### Dataset listings of figures
○ ○ ○

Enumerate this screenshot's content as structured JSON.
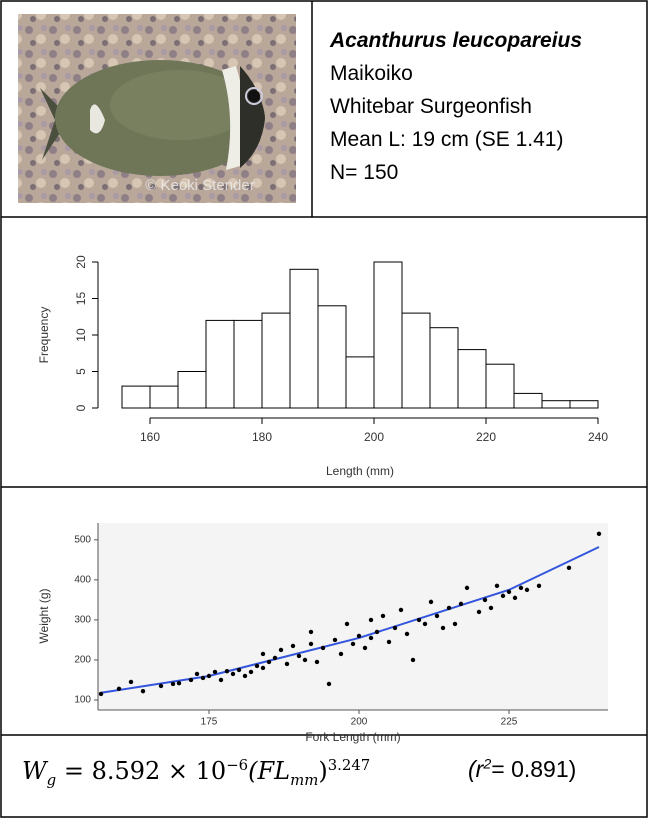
{
  "header": {
    "scientific_name": "Acanthurus leucopareius",
    "hawaiian_name": "Maikoiko",
    "common_name": "Whitebar Surgeonfish",
    "mean_length": "Mean L: 19 cm (SE 1.41)",
    "sample_size": "N= 150",
    "photo_credit": "© Keoki Stender"
  },
  "chart_data": [
    {
      "type": "histogram",
      "xlabel": "Length (mm)",
      "ylabel": "Frequency",
      "color": "#ffffff",
      "bins": [
        155,
        160,
        165,
        170,
        175,
        180,
        185,
        190,
        195,
        200,
        205,
        210,
        215,
        220,
        225,
        230,
        235,
        240
      ],
      "values": [
        3,
        3,
        5,
        12,
        12,
        13,
        19,
        14,
        7,
        20,
        13,
        11,
        8,
        6,
        2,
        1,
        1
      ],
      "xlim": [
        155,
        240
      ],
      "ylim": [
        0,
        20
      ],
      "xticks": [
        160,
        180,
        200,
        220,
        240
      ],
      "yticks": [
        0,
        5,
        10,
        15,
        20
      ]
    },
    {
      "type": "scatter",
      "xlabel": "Fork Length (mm)",
      "ylabel": "Weight (g)",
      "color": "#000000",
      "x": [
        157,
        160,
        162,
        164,
        167,
        169,
        170,
        172,
        173,
        174,
        175,
        176,
        177,
        178,
        179,
        180,
        181,
        182,
        183,
        184,
        184,
        185,
        186,
        187,
        188,
        189,
        190,
        191,
        192,
        192,
        193,
        194,
        195,
        196,
        197,
        198,
        199,
        200,
        201,
        202,
        202,
        203,
        204,
        205,
        206,
        207,
        208,
        209,
        210,
        211,
        212,
        213,
        214,
        215,
        216,
        217,
        218,
        220,
        221,
        222,
        223,
        224,
        225,
        226,
        227,
        228,
        230,
        235,
        240
      ],
      "values": [
        115,
        128,
        145,
        122,
        135,
        140,
        142,
        150,
        165,
        155,
        160,
        170,
        150,
        172,
        165,
        175,
        160,
        170,
        185,
        215,
        180,
        195,
        205,
        225,
        190,
        235,
        210,
        200,
        240,
        270,
        195,
        230,
        140,
        250,
        215,
        290,
        240,
        260,
        230,
        300,
        255,
        270,
        310,
        245,
        280,
        325,
        265,
        200,
        300,
        290,
        345,
        310,
        280,
        330,
        290,
        340,
        380,
        320,
        350,
        330,
        385,
        360,
        370,
        355,
        380,
        375,
        385,
        430,
        515
      ],
      "fit": {
        "color": "#3355dd",
        "x": [
          157,
          175,
          200,
          225,
          240
        ],
        "values": [
          118,
          160,
          255,
          375,
          482
        ]
      },
      "xlim": [
        156.5,
        241.5
      ],
      "ylim": [
        75,
        542
      ],
      "xticks": [
        175,
        200,
        225
      ],
      "yticks": [
        100,
        200,
        300,
        400,
        500
      ]
    }
  ],
  "equation": {
    "lhs": "W",
    "lhs_sub": "g",
    "middle": "= 8.592 × 10",
    "exponent": "−6",
    "variable": "(FL",
    "variable_sub": "mm",
    "close": ")",
    "power": "3.247",
    "r2_open": "(r",
    "r2_sup": "2",
    "r2_value": "= 0.891)"
  }
}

○ ○ ○

### Given exercise
Locate and copy each line in the data above that includes the word "color".

### Written solution
      "color": "#ffffff",
      "color": "#000000",
        "color": "#3355dd",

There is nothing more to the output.